«Giambattista Vico, parlando di Napoli, disse che “vissero in una somma solitudine di animi e di voleri, non potendovi appena due convenire, seguendo, ognun de’ due, il suo proprio piacere e capriccio”. E oggi Napoli è questo: una città abbandonata al proprio destino che ha un disperato bisogno di una classe dirigente degna di questo nome. Manfredi? La sua candidatura è legittima come quella di Fico, ma preferisco non votare piuttosto che sostenere il patto tra Pd e M5S»: ecco il pensiero del filosofo Biagio de Giovanni sul futuro della capitale del Mezzogiorno.

Professore, com’è cambiata la città in questi ultimi anni?
«Oggi la città è sostanzialmente invivibile dal punto di vista delle cose comuni e ognuno fa quel che vuole. È una città abbandonata a se stessa.  È in uno stato di anonimato: Napoli non c’è più, non è più niente se non la grandezza di se stessa passata. Ma quello è, per l’appunto, il passato».

Cosa pensa dell’amministrazione targata Luigi de Magistris?
«È stata, senza alcun dubbio, la peggiore amministrazione che Napoli abbia avuto nella storia della Repubblica. È stata un’amministrazione incolta: nulla sapeva dei problemi di Napoli, nulla è stata in grado di capire, e la strategia del Sindaco è stata “fate quello che volete purché mi lasciate in pace”. De Magistris, a modo suo, ha avviato una dimensione comunale populistica: il popolo mi ha votato, sono il rappresentante del popolo e non di un’istituzione, di una dimensione politica o di un’opposizione che combatte».

E l’assenza di lotta e di dibattito si riflette nell’attuale classe dirigente napoletana: qual è la sua opinione in merito?

**Consegna A**
Ricopia parola per parola il passo dell'intervista su Napoli che comincia con "Professore, com’è cambiata" e si chiude con "Luigi de Magistris?".

**Dati forniti**
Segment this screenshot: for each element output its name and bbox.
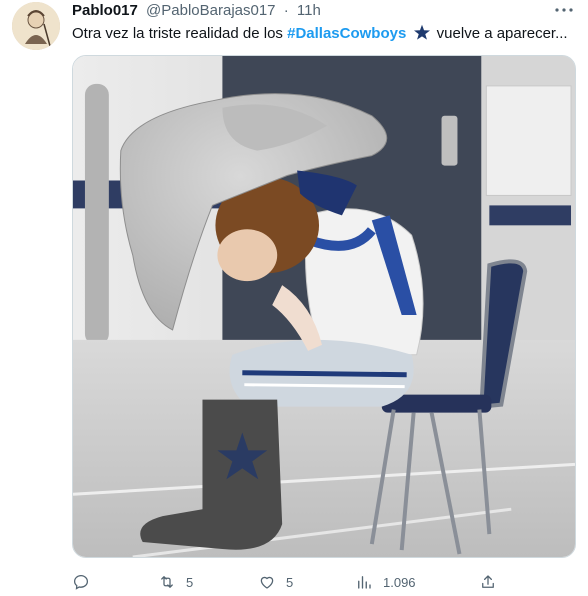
analytics-icon xyxy=(358,576,371,589)
author-handle[interactable]: @PabloBarajas017 xyxy=(146,2,275,19)
views-button[interactable]: 1.096 xyxy=(355,568,416,596)
tweet-text-before: Otra vez la triste realidad de los xyxy=(72,25,283,42)
share-button[interactable] xyxy=(479,568,497,596)
retweet-icon xyxy=(161,576,173,588)
share-icon xyxy=(482,575,494,588)
hashtag-link[interactable]: #DallasCowboys xyxy=(287,25,406,42)
author-name[interactable]: Pablo017 xyxy=(72,2,138,19)
more-horizontal-icon xyxy=(555,8,573,12)
more-icon[interactable] xyxy=(550,0,578,20)
avatar[interactable] xyxy=(12,2,60,50)
reply-button[interactable] xyxy=(72,568,100,596)
tweet-text: Otra vez la triste realidad de los #Dall… xyxy=(72,24,568,43)
timestamp[interactable]: 11h xyxy=(297,2,321,19)
tweet-text-after: vuelve a aparecer... xyxy=(436,25,568,42)
views-count: 1.096 xyxy=(383,574,416,590)
action-bar: 5 5 1.096 xyxy=(72,568,502,596)
like-count: 5 xyxy=(286,574,294,590)
heart-icon xyxy=(260,576,274,589)
tweet-media-image[interactable] xyxy=(72,55,576,558)
tweet-header: Pablo017 @PabloBarajas017 · 11h xyxy=(72,2,321,20)
reply-icon xyxy=(73,574,89,590)
retweet-count: 5 xyxy=(186,574,194,590)
separator: · xyxy=(283,2,289,19)
tweet[interactable]: Pablo017 @PabloBarajas017 · 11h Otra vez… xyxy=(0,0,588,593)
star-emoji-icon xyxy=(413,24,431,40)
like-button[interactable]: 5 xyxy=(258,568,293,596)
retweet-button[interactable]: 5 xyxy=(158,568,193,596)
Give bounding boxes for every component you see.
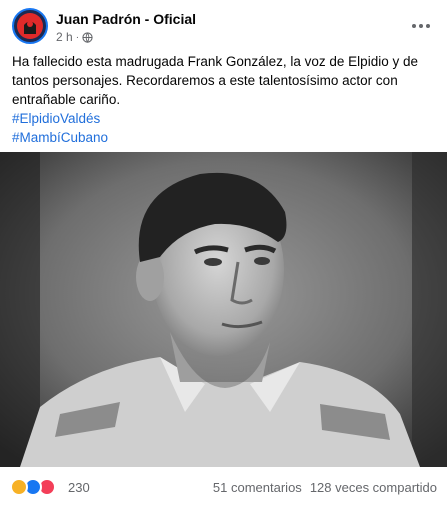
post-footer: 230 51 comentarios 128 veces compartido xyxy=(10,476,437,498)
page-name-link[interactable]: Juan Padrón - Oficial xyxy=(56,11,196,27)
hashtag-link[interactable]: #ElpidioValdés xyxy=(12,109,108,128)
page-avatar[interactable] xyxy=(12,8,48,44)
sad-reaction-icon xyxy=(10,478,28,496)
post-meta: 2 h · xyxy=(56,30,93,44)
logo-figure-icon xyxy=(24,21,36,34)
more-options-button[interactable] xyxy=(407,12,435,40)
post-time[interactable]: 2 h xyxy=(56,30,73,44)
facebook-post: Juan Padrón - Oficial 2 h · Ha fallecido… xyxy=(0,0,447,515)
shares-count-link[interactable]: 128 veces compartido xyxy=(310,480,437,495)
portrait-image xyxy=(0,152,447,467)
post-message: Ha fallecido esta madrugada Frank Gonzál… xyxy=(12,54,418,107)
post-photo[interactable] xyxy=(0,152,447,467)
hashtag-list: #ElpidioValdés #MambíCubano xyxy=(12,109,108,147)
post-stats: 51 comentarios 128 veces compartido xyxy=(213,480,437,495)
post-header: Juan Padrón - Oficial 2 h · xyxy=(12,8,435,48)
globe-icon xyxy=(82,31,93,43)
reaction-icons[interactable] xyxy=(10,478,56,496)
comments-count-link[interactable]: 51 comentarios xyxy=(213,480,302,495)
reaction-count[interactable]: 230 xyxy=(68,480,90,495)
hashtag-link[interactable]: #MambíCubano xyxy=(12,128,108,147)
more-options-icon xyxy=(412,24,416,28)
meta-separator: · xyxy=(75,31,80,43)
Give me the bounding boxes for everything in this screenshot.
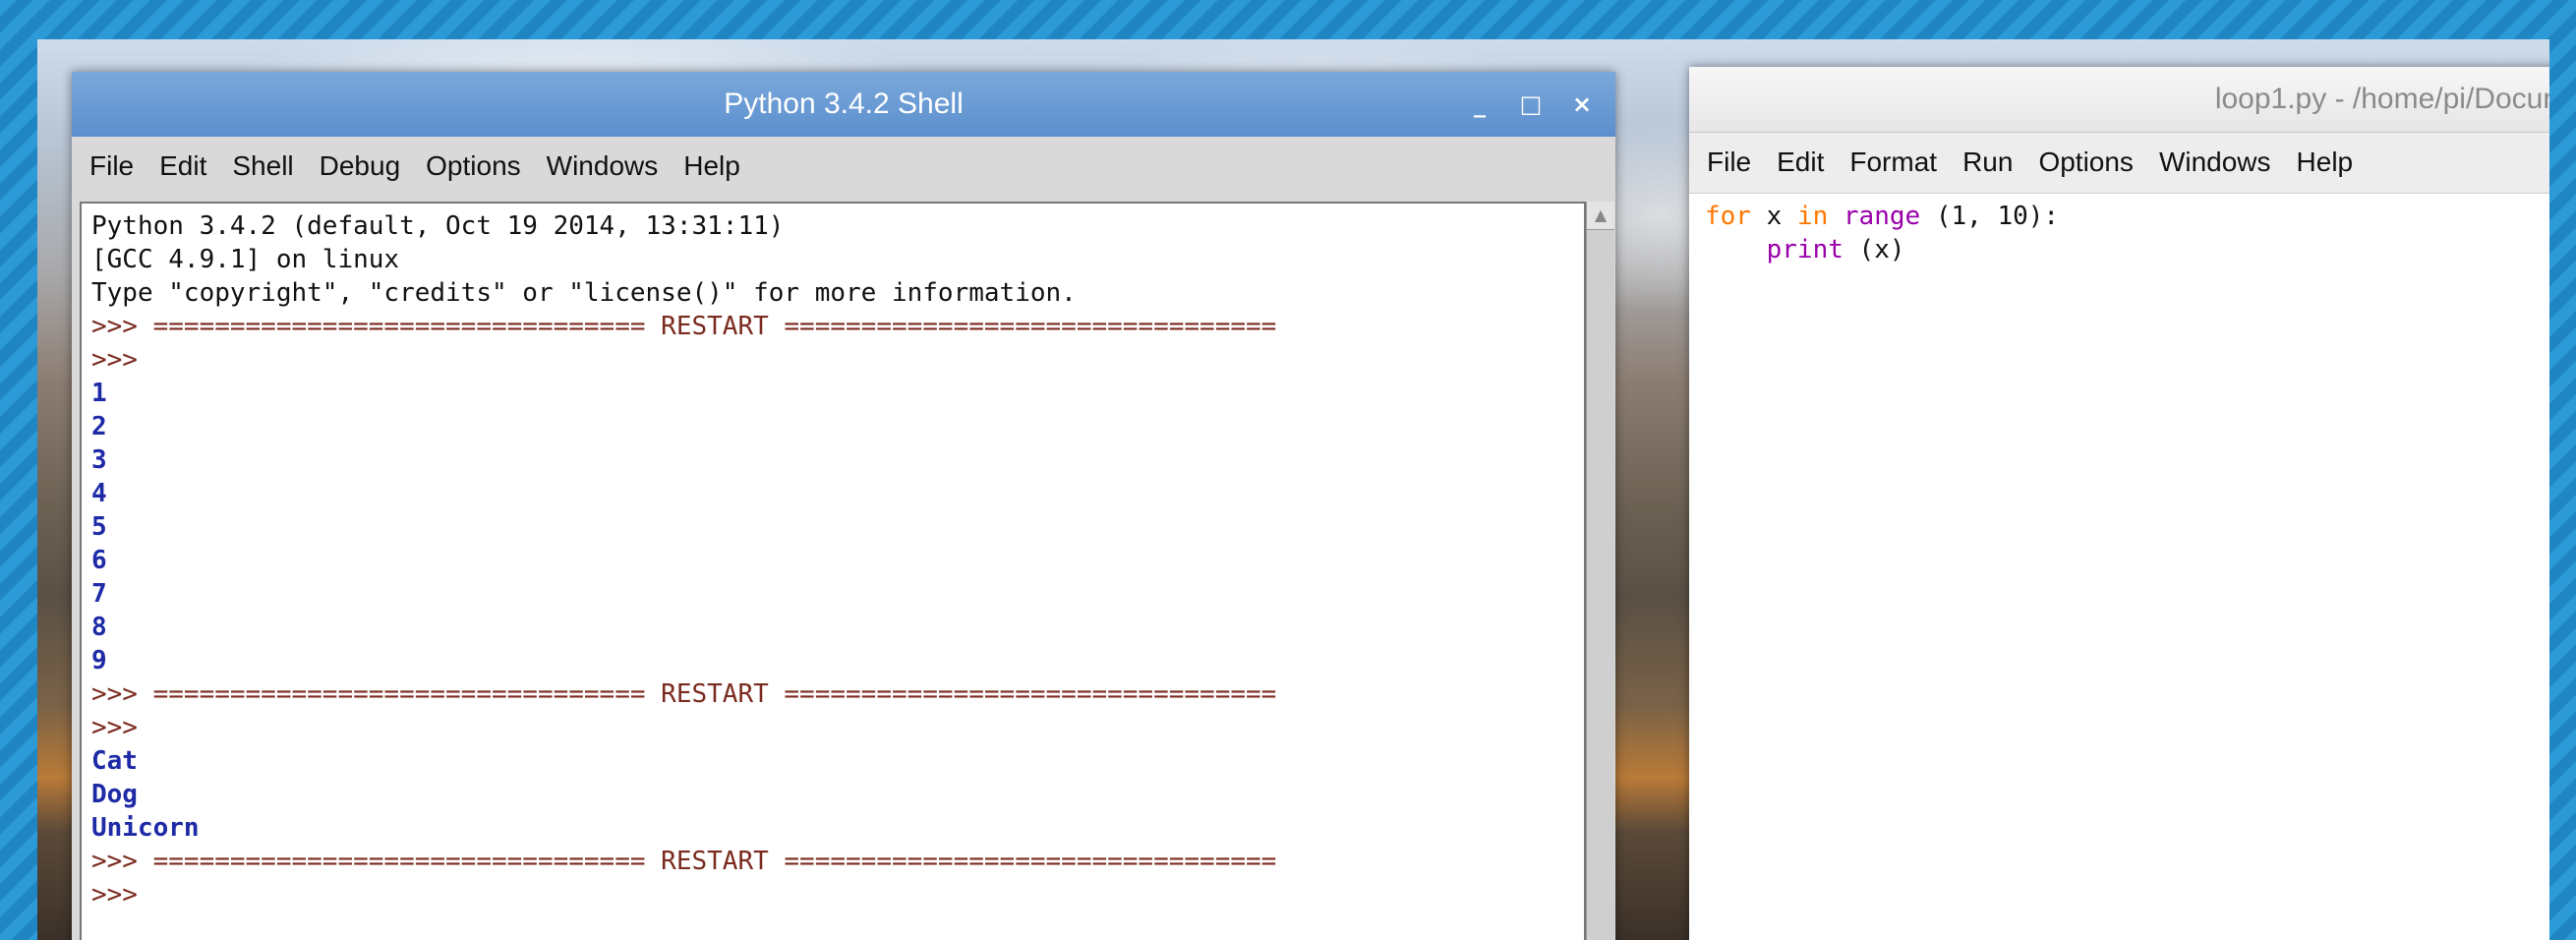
menu-help[interactable]: Help [683, 150, 740, 182]
menu-options[interactable]: Options [2038, 147, 2134, 178]
shell-line: 4 [91, 479, 107, 508]
menu-windows[interactable]: Windows [2159, 147, 2271, 178]
shell-line: Python 3.4.2 (default, Oct 19 2014, 13:3… [91, 211, 785, 241]
shell-line: >>> ================================ RES… [91, 312, 1277, 341]
shell-line: >>> [91, 880, 138, 910]
shell-line: 3 [91, 445, 107, 475]
shell-line: 2 [91, 412, 107, 441]
code-editor-area[interactable]: for x in range (1, 10): print (x) [1689, 193, 2549, 940]
code-line: print (x) [1705, 233, 2549, 266]
code-line: for x in range (1, 10): [1705, 200, 2549, 233]
shell-menu-bar: File Edit Shell Debug Options Windows He… [72, 137, 1615, 196]
shell-line: Type "copyright", "credits" or "license(… [91, 278, 1077, 308]
shell-line: 9 [91, 646, 107, 676]
keyword-in: in [1796, 202, 1829, 231]
shell-line: 6 [91, 546, 107, 575]
shell-window-title: Python 3.4.2 Shell [724, 88, 964, 120]
minimize-icon[interactable]: _ [1466, 90, 1493, 118]
shell-line: 7 [91, 579, 107, 609]
menu-debug[interactable]: Debug [320, 150, 401, 182]
editor-window-title: loop1.py - /home/pi/Documer [2214, 83, 2549, 115]
menu-edit[interactable]: Edit [1777, 147, 1824, 178]
builtin-range: range [1843, 202, 1921, 231]
python-shell-window: Python 3.4.2 Shell _ □ × File Edit Shell… [72, 72, 1615, 940]
code-text: (1, 10): [1920, 202, 2060, 231]
menu-options[interactable]: Options [426, 150, 521, 182]
shell-output-area[interactable]: Python 3.4.2 (default, Oct 19 2014, 13:3… [80, 202, 1586, 940]
keyword-for: for [1705, 202, 1751, 231]
shell-line: Cat [91, 746, 138, 776]
shell-line: 8 [91, 613, 107, 642]
shell-line: 5 [91, 512, 107, 542]
desktop-background: Python 3.4.2 Shell _ □ × File Edit Shell… [37, 39, 2549, 940]
window-controls: _ □ × [1466, 72, 1596, 137]
menu-windows[interactable]: Windows [547, 150, 659, 182]
shell-scrollbar[interactable]: ▲ [1586, 202, 1614, 940]
editor-menu-bar: File Edit Format Run Options Windows Hel… [1689, 133, 2549, 192]
close-icon[interactable]: × [1568, 90, 1596, 118]
shell-line: [GCC 4.9.1] on linux [91, 245, 400, 274]
menu-file[interactable]: File [1707, 147, 1751, 178]
code-text: x [1750, 202, 1797, 231]
shell-line: >>> [91, 345, 138, 375]
maximize-icon[interactable]: □ [1517, 90, 1545, 118]
menu-help[interactable]: Help [2297, 147, 2354, 178]
shell-title-bar[interactable]: Python 3.4.2 Shell _ □ × [72, 72, 1615, 137]
editor-window: loop1.py - /home/pi/Documer File Edit Fo… [1689, 67, 2549, 940]
menu-edit[interactable]: Edit [159, 150, 206, 182]
shell-line: >>> [91, 713, 138, 742]
scroll-up-icon[interactable]: ▲ [1587, 202, 1614, 230]
menu-file[interactable]: File [89, 150, 134, 182]
shell-line: 1 [91, 379, 107, 408]
shell-line: >>> ================================ RES… [91, 679, 1277, 709]
shell-line: >>> ================================ RES… [91, 847, 1277, 876]
shell-line: Dog [91, 780, 138, 809]
menu-shell[interactable]: Shell [232, 150, 293, 182]
builtin-print: print [1766, 235, 1844, 264]
shell-line: Unicorn [91, 813, 200, 843]
menu-format[interactable]: Format [1849, 147, 1937, 178]
menu-run[interactable]: Run [1962, 147, 2013, 178]
code-text: (x) [1843, 235, 1905, 264]
editor-title-bar[interactable]: loop1.py - /home/pi/Documer [1689, 67, 2549, 133]
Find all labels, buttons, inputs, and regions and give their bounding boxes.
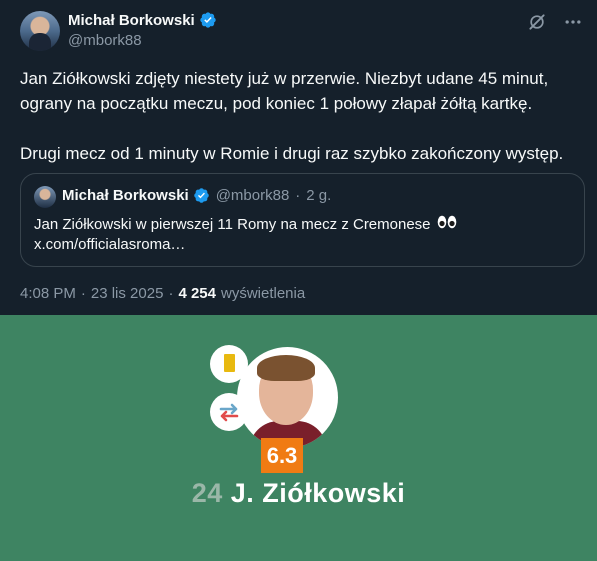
- tweet-date[interactable]: 23 lis 2025: [91, 285, 164, 302]
- tweet-meta: 4:08 PM · 23 lis 2025 · 4 254 wyświetlen…: [20, 285, 305, 302]
- verified-badge-icon: [200, 12, 216, 28]
- verified-badge-icon: [193, 188, 209, 203]
- author-avatar[interactable]: [20, 11, 60, 51]
- meta-separator: ·: [80, 285, 86, 302]
- tweet-text: Jan Ziółkowski zdjęty niestety już w prz…: [20, 66, 585, 166]
- quoted-header: Michał Borkowski @mbork88 · 2 g.: [62, 187, 331, 204]
- quoted-text: Jan Ziółkowski w pierwszej 11 Romy na me…: [34, 215, 457, 255]
- tweet-image[interactable]: 6.3 24 J. Ziółkowski: [0, 315, 597, 561]
- tweet-text-line: Jan Ziółkowski zdjęty niestety już w prz…: [20, 69, 549, 88]
- view-label: wyświetlenia: [220, 285, 306, 302]
- player-rating: 6.3: [261, 438, 303, 473]
- tweet-text-line: ograny na początku meczu, pod koniec 1 p…: [20, 94, 533, 113]
- view-count: 4 254: [178, 285, 216, 302]
- author-name[interactable]: Michał Borkowski: [68, 12, 195, 29]
- author-name-row: Michał Borkowski: [68, 11, 217, 29]
- substitution-icon: [210, 393, 248, 431]
- more-icon[interactable]: [563, 12, 583, 32]
- quoted-author-name: Michał Borkowski: [62, 187, 189, 204]
- author-handle[interactable]: @mbork88: [68, 32, 142, 49]
- quoted-tweet[interactable]: Michał Borkowski @mbork88 · 2 g. Jan Zió…: [20, 173, 585, 267]
- tweet-top-actions: [527, 12, 583, 32]
- yellow-card-icon: [210, 345, 248, 383]
- quoted-age: 2 g.: [306, 187, 332, 204]
- player-name: J. Ziółkowski: [230, 478, 406, 508]
- tweet: Michał Borkowski @mbork88 Jan Ziółkowski…: [0, 0, 597, 315]
- eyes-emoji-icon: [437, 215, 457, 229]
- grok-icon[interactable]: [527, 12, 547, 32]
- quoted-link[interactable]: x.com/officialasroma…: [34, 235, 457, 255]
- quoted-text-body: Jan Ziółkowski w pierwszej 11 Romy na me…: [34, 216, 431, 233]
- quoted-separator: ·: [295, 187, 301, 204]
- quoted-author-avatar: [34, 186, 56, 208]
- player-label: 24 J. Ziółkowski: [0, 478, 597, 509]
- meta-separator: ·: [168, 285, 174, 302]
- tweet-text-line: Drugi mecz od 1 minuty w Romie i drugi r…: [20, 144, 564, 163]
- player-number: 24: [191, 478, 223, 508]
- tweet-time[interactable]: 4:08 PM: [20, 285, 76, 302]
- player-photo: [237, 347, 338, 448]
- quoted-author-handle: @mbork88: [215, 187, 290, 204]
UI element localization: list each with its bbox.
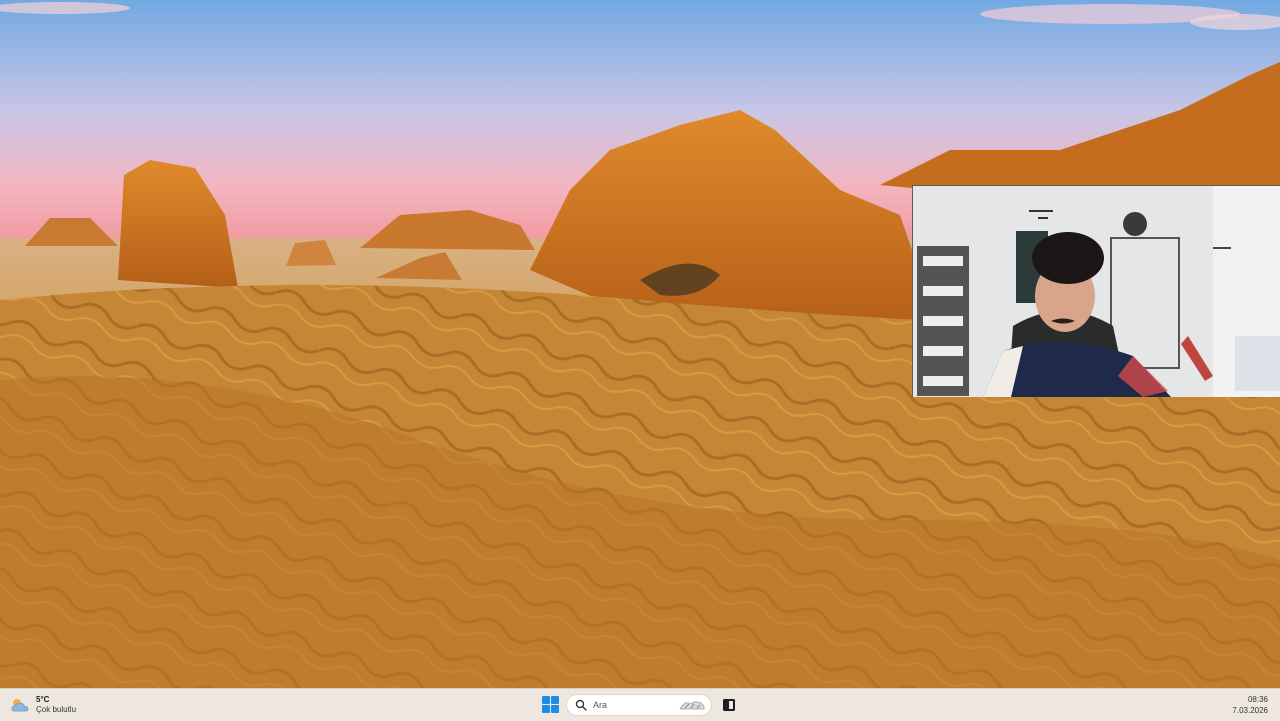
cloud-sun-icon [11,699,29,712]
weather-temperature: 5°C [36,695,50,704]
weather-description: Çok bulutlu [36,705,77,714]
search-placeholder: Ara [593,700,608,710]
clock-date: 7.03.2026 [1232,706,1268,715]
system-clock[interactable]: 08:36 7.03.2026 [1232,694,1268,716]
task-view-button[interactable] [720,695,738,715]
search-highlight-icon [679,701,705,710]
search-icon [575,699,587,711]
clock-time: 08:36 [1247,695,1268,704]
start-tile [551,705,559,713]
windows-start-icon[interactable] [541,695,563,717]
webcam-feed-image [913,186,1280,397]
taskbar: 5°C Çok bulutlu Ara 08:36 7.03.2026 [0,688,1280,721]
start-tile [542,705,550,713]
weather-widget[interactable]: 5°C Çok bulutlu [10,694,76,716]
search-input[interactable]: Ara [566,694,712,716]
webcam-overlay [912,185,1280,397]
start-tile [542,696,550,704]
task-view-icon [723,699,735,711]
desktop-wallpaper [0,0,1280,688]
start-tile [551,696,559,704]
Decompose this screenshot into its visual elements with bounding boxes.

**Consegna B**
Cita testualmente le righe delle voci a partire da quella che contiene "cloud-sun-icon [11,699,29,712]" fino a quella che contiene "search-icon [575,699,587,711]", entrambe comprese.

**Risposta scritta A**
Professore, com’è cambiata la città in questi ultimi anni?
«Oggi la città è sostanzialmente invivibile dal punto di vista delle cose comuni e ognuno fa quel che vuole. È una città abbandonata a se stessa.  È in uno stato di anonimato: Napoli non c’è più, non è più niente se non la grandezza di se stessa passata. Ma quello è, per l’appunto, il passato».

Cosa pensa dell’amministrazione targata Luigi de Magistris?

**Risposta scritta B**
cloud-sun-icon [11,699,29,712]
weather-temperature: 5°C [36,695,50,704]
weather-description: Çok bulutlu [36,705,77,714]
search-placeholder: Ara [593,700,608,710]
clock-date: 7.03.2026 [1232,706,1268,715]
system-clock[interactable]: 08:36 7.03.2026 [1232,694,1268,716]
task-view-button[interactable] [720,695,738,715]
search-highlight-icon [679,701,705,710]
search-icon [575,699,587,711]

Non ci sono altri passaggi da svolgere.